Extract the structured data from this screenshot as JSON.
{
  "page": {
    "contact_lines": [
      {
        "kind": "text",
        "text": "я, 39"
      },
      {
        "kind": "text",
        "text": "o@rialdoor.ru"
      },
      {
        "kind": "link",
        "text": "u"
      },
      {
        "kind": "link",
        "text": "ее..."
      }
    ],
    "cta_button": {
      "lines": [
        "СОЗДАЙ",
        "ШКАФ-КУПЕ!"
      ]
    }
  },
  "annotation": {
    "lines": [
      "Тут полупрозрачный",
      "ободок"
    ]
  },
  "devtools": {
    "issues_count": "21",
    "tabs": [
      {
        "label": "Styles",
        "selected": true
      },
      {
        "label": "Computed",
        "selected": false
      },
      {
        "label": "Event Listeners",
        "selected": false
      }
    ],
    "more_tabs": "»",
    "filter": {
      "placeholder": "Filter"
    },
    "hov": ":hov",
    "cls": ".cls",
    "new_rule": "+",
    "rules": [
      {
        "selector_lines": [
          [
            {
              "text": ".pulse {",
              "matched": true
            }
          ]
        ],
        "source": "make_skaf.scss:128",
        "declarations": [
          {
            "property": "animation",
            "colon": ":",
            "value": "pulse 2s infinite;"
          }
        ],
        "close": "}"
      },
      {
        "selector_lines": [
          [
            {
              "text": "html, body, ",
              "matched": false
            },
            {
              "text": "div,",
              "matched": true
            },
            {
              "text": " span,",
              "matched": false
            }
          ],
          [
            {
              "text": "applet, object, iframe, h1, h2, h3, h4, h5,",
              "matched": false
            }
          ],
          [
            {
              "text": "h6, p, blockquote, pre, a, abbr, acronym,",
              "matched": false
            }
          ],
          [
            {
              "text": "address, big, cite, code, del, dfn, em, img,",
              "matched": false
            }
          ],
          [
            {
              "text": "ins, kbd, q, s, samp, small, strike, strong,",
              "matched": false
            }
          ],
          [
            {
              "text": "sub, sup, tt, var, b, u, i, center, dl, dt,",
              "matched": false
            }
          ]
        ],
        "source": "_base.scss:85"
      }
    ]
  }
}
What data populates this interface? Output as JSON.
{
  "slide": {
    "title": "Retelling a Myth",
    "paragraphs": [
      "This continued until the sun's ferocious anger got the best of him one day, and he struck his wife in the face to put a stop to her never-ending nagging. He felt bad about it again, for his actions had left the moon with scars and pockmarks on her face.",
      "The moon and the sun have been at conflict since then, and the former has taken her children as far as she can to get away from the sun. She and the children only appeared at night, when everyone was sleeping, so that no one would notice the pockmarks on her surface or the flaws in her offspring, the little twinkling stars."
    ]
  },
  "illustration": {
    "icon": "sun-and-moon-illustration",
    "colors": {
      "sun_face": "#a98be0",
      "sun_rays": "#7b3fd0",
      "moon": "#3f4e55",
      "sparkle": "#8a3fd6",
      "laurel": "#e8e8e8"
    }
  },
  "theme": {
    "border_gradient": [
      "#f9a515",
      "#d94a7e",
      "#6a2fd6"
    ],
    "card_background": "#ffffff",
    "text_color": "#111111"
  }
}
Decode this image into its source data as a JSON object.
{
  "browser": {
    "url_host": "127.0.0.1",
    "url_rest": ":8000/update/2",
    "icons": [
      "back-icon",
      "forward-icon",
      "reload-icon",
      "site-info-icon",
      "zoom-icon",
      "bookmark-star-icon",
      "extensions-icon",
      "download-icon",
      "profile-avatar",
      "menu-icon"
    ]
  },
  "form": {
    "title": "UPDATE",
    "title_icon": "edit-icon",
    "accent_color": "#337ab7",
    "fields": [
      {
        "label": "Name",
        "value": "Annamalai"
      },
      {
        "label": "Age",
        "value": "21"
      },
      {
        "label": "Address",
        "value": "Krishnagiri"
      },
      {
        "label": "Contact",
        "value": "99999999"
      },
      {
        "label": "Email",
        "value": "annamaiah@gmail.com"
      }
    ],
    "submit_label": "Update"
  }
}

■ Objective ■
Copy all of the material word for word.

■ Exercise result ■
Extract the structured data from this screenshot as JSON.
{
  "page": {
    "contact_lines": [
      {
        "kind": "text",
        "text": "я, 39"
      },
      {
        "kind": "text",
        "text": "o@rialdoor.ru"
      },
      {
        "kind": "link",
        "text": "u"
      },
      {
        "kind": "link",
        "text": "ее..."
      }
    ],
    "cta_button": {
      "lines": [
        "СОЗДАЙ",
        "ШКАФ-КУПЕ!"
      ]
    }
  },
  "annotation": {
    "lines": [
      "Тут полупрозрачный",
      "ободок"
    ]
  },
  "devtools": {
    "issues_count": "21",
    "tabs": [
      {
        "label": "Styles",
        "selected": true
      },
      {
        "label": "Computed",
        "selected": false
      },
      {
        "label": "Event Listeners",
        "selected": false
      }
    ],
    "more_tabs": "»",
    "filter": {
      "placeholder": "Filter"
    },
    "hov": ":hov",
    "cls": ".cls",
    "new_rule": "+",
    "rules": [
      {
        "selector_lines": [
          [
            {
              "text": ".pulse {",
              "matched": true
            }
          ]
        ],
        "source": "make_skaf.scss:128",
        "declarations": [
          {
            "property": "animation",
            "colon": ":",
            "value": "pulse 2s infinite;"
          }
        ],
        "close": "}"
      },
      {
        "selector_lines": [
          [
            {
              "text": "html, body, ",
              "matched": false
            },
            {
              "text": "div,",
              "matched": true
            },
            {
              "text": " span,",
              "matched": false
            }
          ],
          [
            {
              "text": "applet, object, iframe, h1, h2, h3, h4, h5,",
              "matched": false
            }
          ],
          [
            {
              "text": "h6, p, blockquote, pre, a, abbr, acronym,",
              "matched": false
            }
          ],
          [
            {
              "text": "address, big, cite, code, del, dfn, em, img,",
              "matched": false
            }
          ],
          [
            {
              "text": "ins, kbd, q, s, samp, small, strike, strong,",
              "matched": false
            }
          ],
          [
            {
              "text": "sub, sup, tt, var, b, u, i, center, dl, dt,",
              "matched": false
            }
          ]
        ],
        "source": "_base.scss:85"
      }
    ]
  }
}
What data populates this interface? Output as JSON.
{
  "slide": {
    "title": "Retelling a Myth",
    "paragraphs": [
      "This continued until the sun's ferocious anger got the best of him one day, and he struck his wife in the face to put a stop to her never-ending nagging. He felt bad about it again, for his actions had left the moon with scars and pockmarks on her face.",
      "The moon and the sun have been at conflict since then, and the former has taken her children as far as she can to get away from the sun. She and the children only appeared at night, when everyone was sleeping, so that no one would notice the pockmarks on her surface or the flaws in her offspring, the little twinkling stars."
    ]
  },
  "illustration": {
    "icon": "sun-and-moon-illustration",
    "colors": {
      "sun_face": "#a98be0",
      "sun_rays": "#7b3fd0",
      "moon": "#3f4e55",
      "sparkle": "#8a3fd6",
      "laurel": "#e8e8e8"
    }
  },
  "theme": {
    "border_gradient": [
      "#f9a515",
      "#d94a7e",
      "#6a2fd6"
    ],
    "card_background": "#ffffff",
    "text_color": "#111111"
  }
}
Decode this image into its source data as a JSON object.
{
  "browser": {
    "url_host": "127.0.0.1",
    "url_rest": ":8000/update/2",
    "icons": [
      "back-icon",
      "forward-icon",
      "reload-icon",
      "site-info-icon",
      "zoom-icon",
      "bookmark-star-icon",
      "extensions-icon",
      "download-icon",
      "profile-avatar",
      "menu-icon"
    ]
  },
  "form": {
    "title": "UPDATE",
    "title_icon": "edit-icon",
    "accent_color": "#337ab7",
    "fields": [
      {
        "label": "Name",
        "value": "Annamalai"
      },
      {
        "label": "Age",
        "value": "21"
      },
      {
        "label": "Address",
        "value": "Krishnagiri"
      },
      {
        "label": "Contact",
        "value": "99999999"
      },
      {
        "label": "Email",
        "value": "annamaiah@gmail.com"
      }
    ],
    "submit_label": "Update"
  }
}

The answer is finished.